▶ _ESTRATTO DELLA FONTE_:
----------------------------------------
Spuntò un bastone

Da El Pito a Ballota.

La notizia è un bastone. Che oggi ho raccattato e portato con me tutta la giornata e che, al momento, è nella mia stanza a riposare. Però il contesto della notizia è un incastro di tre riferimenti.

Il primo è che a me non piace camminare con le mani impegnate (rif.A).
Il secondo è che nel Cammino del Nord c’è il problema dei cani liberi, non sempre innocui (rif.B).
Il terzo è che, come alcuni di voi sanno, io soffro di Doc cioè di Disturbo ossessivo compulsivo (rif.C).

Stamattina, al ventitreesimo giorno di cammino, ho visto questo ramo spezzato, dritto e forte. Il rif.A mi suggeriva di lasciarlo lì: che poi inciampi (a me il bastone non aiuta nel camminare, come qualunque cosa che uno si porta appresso controvoglia), ti fai male e ci fai una figura di merda a spiegare che ti sei rotto perché non sai fare due cose contemporaneamente, camminare e scandire i passi col bastone. Ma era il rif.C a dare i maggiori problemi. Il mio Doc che si alimenta di rituali – dai colori all’igiene, dalle geometrie al cibo – è refrattario a certi cambiamenti.
----------------------------------------
▶ _VOCI ELENCATE_:

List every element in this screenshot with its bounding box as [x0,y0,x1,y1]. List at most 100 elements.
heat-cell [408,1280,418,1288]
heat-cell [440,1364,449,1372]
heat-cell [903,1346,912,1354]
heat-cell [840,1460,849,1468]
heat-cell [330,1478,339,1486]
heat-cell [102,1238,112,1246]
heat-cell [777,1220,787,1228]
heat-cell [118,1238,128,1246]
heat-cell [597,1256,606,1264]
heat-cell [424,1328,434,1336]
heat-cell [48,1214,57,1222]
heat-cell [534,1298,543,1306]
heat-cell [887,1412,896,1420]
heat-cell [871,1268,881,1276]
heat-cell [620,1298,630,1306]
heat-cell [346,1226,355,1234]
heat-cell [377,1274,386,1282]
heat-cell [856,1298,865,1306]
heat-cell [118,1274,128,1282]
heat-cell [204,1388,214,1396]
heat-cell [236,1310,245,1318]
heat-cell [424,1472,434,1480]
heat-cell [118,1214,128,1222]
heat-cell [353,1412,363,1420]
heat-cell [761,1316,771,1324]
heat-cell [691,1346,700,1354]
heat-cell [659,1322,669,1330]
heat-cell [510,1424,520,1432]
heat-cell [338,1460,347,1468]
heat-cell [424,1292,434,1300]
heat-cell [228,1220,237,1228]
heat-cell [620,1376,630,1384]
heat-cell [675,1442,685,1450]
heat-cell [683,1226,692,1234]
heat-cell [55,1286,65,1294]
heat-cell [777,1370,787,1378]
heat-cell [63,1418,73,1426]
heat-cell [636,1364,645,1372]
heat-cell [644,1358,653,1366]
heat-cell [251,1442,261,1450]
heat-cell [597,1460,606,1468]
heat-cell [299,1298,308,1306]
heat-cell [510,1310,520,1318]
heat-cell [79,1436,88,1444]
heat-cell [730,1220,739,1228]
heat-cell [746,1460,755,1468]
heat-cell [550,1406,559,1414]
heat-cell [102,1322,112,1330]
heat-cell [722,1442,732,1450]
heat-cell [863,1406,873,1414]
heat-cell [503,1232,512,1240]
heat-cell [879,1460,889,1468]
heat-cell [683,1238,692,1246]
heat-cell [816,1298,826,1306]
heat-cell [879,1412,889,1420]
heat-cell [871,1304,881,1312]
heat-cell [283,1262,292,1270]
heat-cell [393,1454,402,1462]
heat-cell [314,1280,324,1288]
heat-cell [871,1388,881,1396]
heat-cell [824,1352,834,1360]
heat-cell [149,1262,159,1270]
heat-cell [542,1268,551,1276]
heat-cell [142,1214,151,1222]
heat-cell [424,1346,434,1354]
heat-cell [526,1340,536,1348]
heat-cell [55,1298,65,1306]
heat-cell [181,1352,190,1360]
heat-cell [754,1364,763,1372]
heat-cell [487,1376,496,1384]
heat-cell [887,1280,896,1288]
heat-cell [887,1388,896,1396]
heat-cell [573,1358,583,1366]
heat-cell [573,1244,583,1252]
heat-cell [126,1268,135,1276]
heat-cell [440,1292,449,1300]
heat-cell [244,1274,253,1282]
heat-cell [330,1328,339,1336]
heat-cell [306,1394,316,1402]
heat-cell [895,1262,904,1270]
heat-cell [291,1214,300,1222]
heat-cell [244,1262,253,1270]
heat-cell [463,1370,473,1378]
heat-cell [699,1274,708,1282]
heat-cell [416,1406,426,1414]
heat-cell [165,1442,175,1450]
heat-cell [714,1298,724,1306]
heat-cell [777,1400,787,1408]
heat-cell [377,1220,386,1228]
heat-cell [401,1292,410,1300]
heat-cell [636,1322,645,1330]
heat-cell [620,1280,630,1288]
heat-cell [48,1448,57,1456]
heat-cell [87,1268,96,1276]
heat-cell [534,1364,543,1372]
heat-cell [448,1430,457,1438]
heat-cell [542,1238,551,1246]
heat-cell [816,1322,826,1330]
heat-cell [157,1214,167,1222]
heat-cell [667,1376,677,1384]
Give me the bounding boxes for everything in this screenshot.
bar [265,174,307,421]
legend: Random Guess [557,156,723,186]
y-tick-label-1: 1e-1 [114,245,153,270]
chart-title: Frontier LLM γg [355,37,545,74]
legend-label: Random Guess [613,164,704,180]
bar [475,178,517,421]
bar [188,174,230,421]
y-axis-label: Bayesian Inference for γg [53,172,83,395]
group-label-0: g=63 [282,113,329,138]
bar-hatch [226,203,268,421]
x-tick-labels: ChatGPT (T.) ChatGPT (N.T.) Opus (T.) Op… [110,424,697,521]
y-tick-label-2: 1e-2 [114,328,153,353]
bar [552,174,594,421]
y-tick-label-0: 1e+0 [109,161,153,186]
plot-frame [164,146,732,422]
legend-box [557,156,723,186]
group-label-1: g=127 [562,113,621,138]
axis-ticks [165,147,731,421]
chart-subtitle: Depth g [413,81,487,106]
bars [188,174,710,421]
----------------------------------------
▶ _COSE DA FARE_:
• a. Rispondi alle domande seguenti basandoti sull'estratto.
(i) Che cosa è stato raccattato oggi e dove si trova al momento?
(ii) Quale problema del Cammino del Nord indica il riferimento B?
(iii) A quale giorno di cammino è stato visto il ramo spezzato?
• b. Riassumi l'estratto in due frasi.

▶ _IN RISPOSTA_:
• a.
(i) Un bastone, che al momento è nella stanza a riposare.
(ii) Il problema dei cani liberi, non sempre innocui.
(iii) Al ventitreesimo giorno di cammino.

• b. Nel tratto da El Pito a Ballota, al ventitreesimo giorno di cammino, viene raccattato un ramo spezzato, dritto e forte, che diventa un bastone portato con sé per tutta la giornata. La notizia si inserisce in tre riferimenti: il disagio di camminare con le mani impegnate, il problema dei cani liberi sul Cammino del Nord e il Disturbo ossessivo compulsivo, refrattario a certi cambiamenti.